Nazis rein oder raus?

Lothar König, Peter Wensierski, Bernd Wagner

Lothar König, Peter Wensierski, Bernd Wagner

In München läuft der Prozeß gegen die Mitglieder und Unterstützer des NSU. Der Untersuchungsausschuss des Bundestages hat vor eini­ger Zeit sei­nen Abschlussbericht vor­ge­legt. Doch wie geht man an der Basis mit jugend­li­chen Rechtsradikalen um?

Diese Frage woll­ten am gest­ri­gen Abend Bernd Wagner von Exit, einer Anlaufstelle für Aussteiger aus der rechts­ra­di­ka­len Szene sowie der bekannte Jenaer Jugendpfarrer Lothar König nach­ge­hen. Moderiert wurde die Podiumsdiskussion vom Journalisten Peter Wensierski (Der Spiegel).

Veranstalter war die – aller­dings nicht wahr­nehm­bare - Robert-Havemann-Gesellschaft - die sich der “Aufarbeitung der Geschichte und Erfahrungen von Opposition und Widerstand in der DDR” ver­schrie­ben hat.

* VORLIEGENDE EINTRÄGE
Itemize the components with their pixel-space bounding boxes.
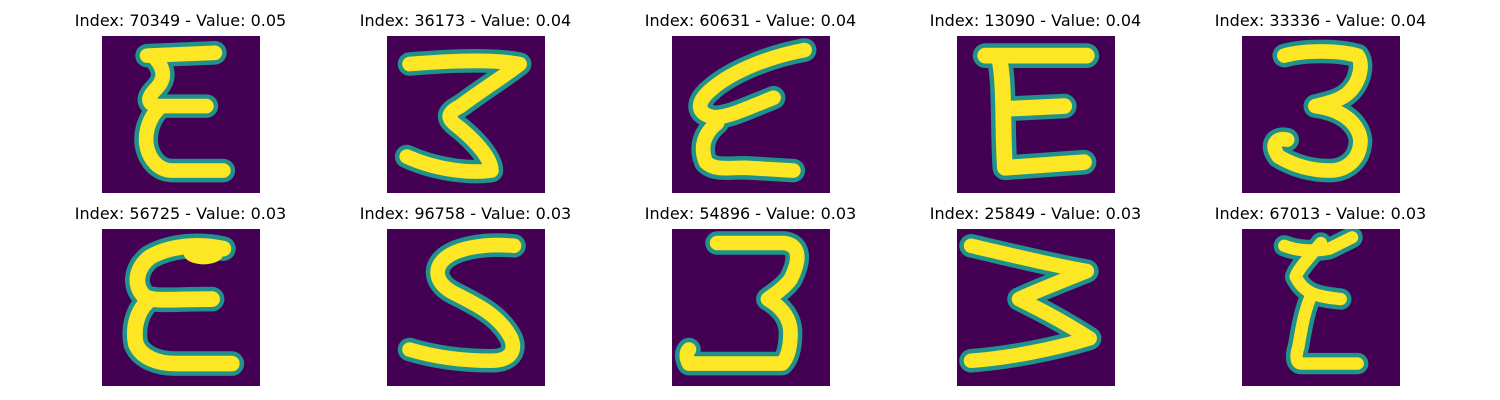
...
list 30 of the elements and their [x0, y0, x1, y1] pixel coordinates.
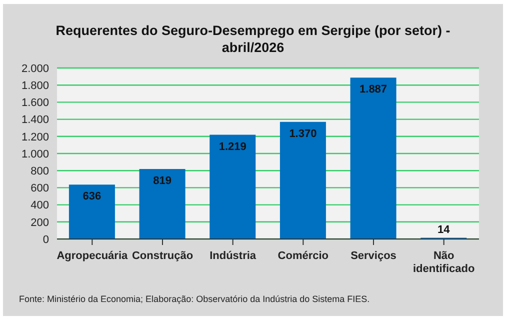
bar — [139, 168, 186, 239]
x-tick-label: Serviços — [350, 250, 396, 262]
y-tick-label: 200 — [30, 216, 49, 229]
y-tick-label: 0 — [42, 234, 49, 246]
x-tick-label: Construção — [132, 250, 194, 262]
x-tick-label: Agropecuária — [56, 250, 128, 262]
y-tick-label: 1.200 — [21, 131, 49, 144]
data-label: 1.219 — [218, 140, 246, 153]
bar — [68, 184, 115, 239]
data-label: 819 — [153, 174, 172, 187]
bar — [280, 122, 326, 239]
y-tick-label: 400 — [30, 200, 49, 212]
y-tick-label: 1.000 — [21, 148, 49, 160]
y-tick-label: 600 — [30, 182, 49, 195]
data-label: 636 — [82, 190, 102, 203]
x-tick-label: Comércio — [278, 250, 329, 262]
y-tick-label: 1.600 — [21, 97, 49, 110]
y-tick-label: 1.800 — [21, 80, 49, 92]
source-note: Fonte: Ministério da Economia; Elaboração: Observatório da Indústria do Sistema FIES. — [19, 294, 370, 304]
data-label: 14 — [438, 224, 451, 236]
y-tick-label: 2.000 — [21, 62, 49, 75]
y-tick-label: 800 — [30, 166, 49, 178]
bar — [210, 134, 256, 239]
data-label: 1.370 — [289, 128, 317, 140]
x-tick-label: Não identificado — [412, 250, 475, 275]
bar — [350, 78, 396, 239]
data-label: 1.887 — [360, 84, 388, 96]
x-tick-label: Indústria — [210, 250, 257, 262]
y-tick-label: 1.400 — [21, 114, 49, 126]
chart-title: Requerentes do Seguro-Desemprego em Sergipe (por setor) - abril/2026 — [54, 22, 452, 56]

* AUFGABEN
1. Von wem wurde die Podiumsdiskussion laut dem Auszug moderiert?
2. Schreibe die Zeilen aus Block 2 neu, beginnend mit der Zeile, die "list 30 of the" enthält, bis einschließlich der Zeile mit "bar — [68, 184, 115, 239]", und ersetze dabei jedes "x-tick-label" durch "category-label". Lass das Bild in der Lösung weg.

* LÖSUNGEN
1. Vom Journalisten Peter Wensierski (Der Spiegel).

2.
list 30 of the elements and their [x0, y0, x1, y1] pixel coordinates.
bar — [139, 168, 186, 239]
category-label: Serviços — [350, 250, 396, 262]
y-tick-label: 200 — [30, 216, 49, 229]
y-tick-label: 0 — [42, 234, 49, 246]
category-label: Construção — [132, 250, 194, 262]
category-label: Agropecuária — [56, 250, 128, 262]
y-tick-label: 1.200 — [21, 131, 49, 144]
data-label: 1.219 — [218, 140, 246, 153]
bar — [68, 184, 115, 239]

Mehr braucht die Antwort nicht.